:: TO BE DONE ::
Copy the records below exactly, leaving out any pictures.

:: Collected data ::
------------------------------------------------------------

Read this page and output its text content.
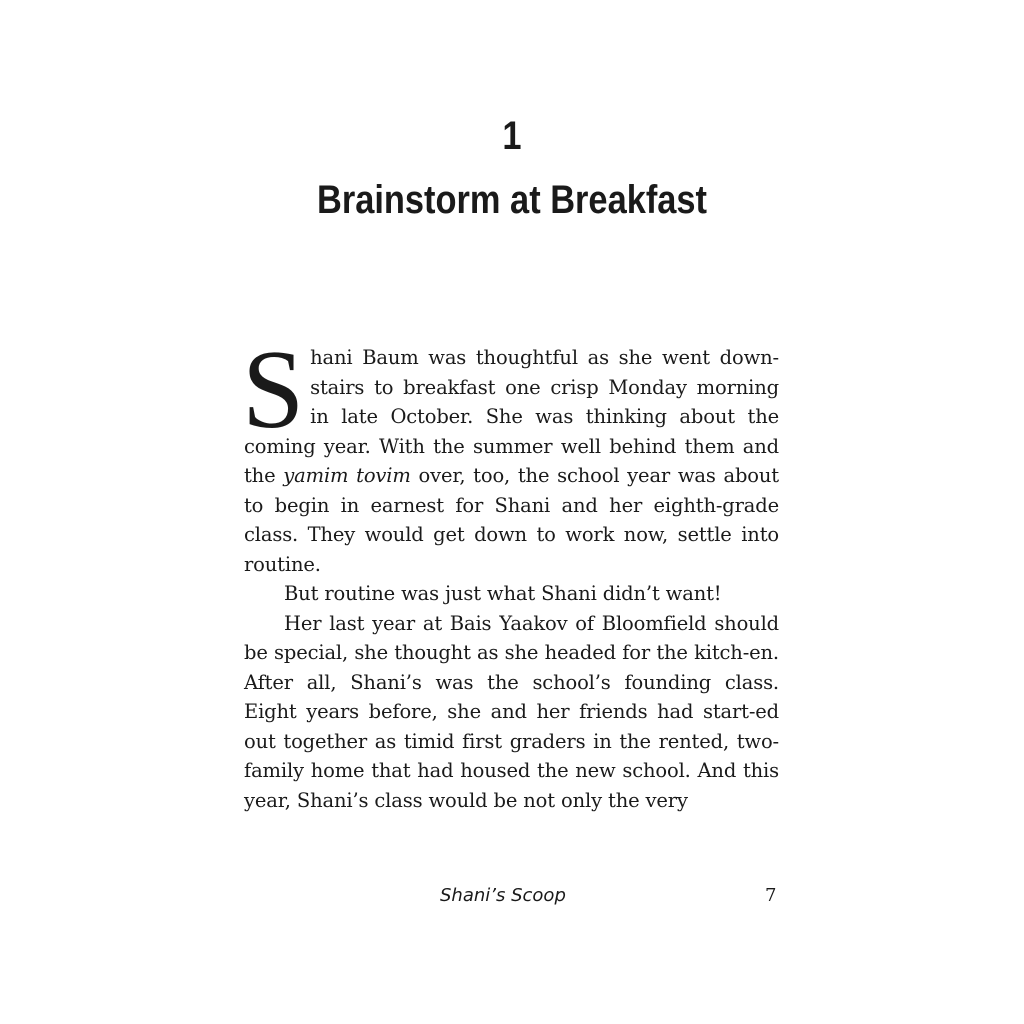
1
Brainstorm at Breakfast

Shani Baum was thoughtful as she went down-stairs to breakfast one crisp Monday morning in late October. She was thinking about the coming year. With the summer well behind them and the yamim tovim over, too, the school year was about to begin in earnest for Shani and her eighth-grade class. They would get down to work now, settle into routine.

But routine was just what Shani didn’t want!

Her last year at Bais Yaakov of Bloomfield should be special, she thought as she headed for the kitch-en. After all, Shani’s was the school’s founding class. Eight years before, she and her friends had start-ed out together as timid first graders in the rented, two-family home that had housed the new school. And this year, Shani’s class would be not only the very

Shani’s Scoop	7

------------------------------------------------------------

:: ANSWER TO THIS EXERCISE ::
Read this page and output its text content.
1
Brainstorm at Breakfast

Shani Baum was thoughtful as she went down-stairs to breakfast one crisp Monday morning in late October. She was thinking about the coming year. With the summer well behind them and the yamim tovim over, too, the school year was about to begin in earnest for Shani and her eighth-grade class. They would get down to work now, settle into routine.

But routine was just what Shani didn’t want!

Her last year at Bais Yaakov of Bloomfield should be special, she thought as she headed for the kitch-en. After all, Shani’s was the school’s founding class. Eight years before, she and her friends had start-ed out together as timid first graders in the rented, two-family home that had housed the new school. And this year, Shani’s class would be not only the very

Shani’s Scoop	7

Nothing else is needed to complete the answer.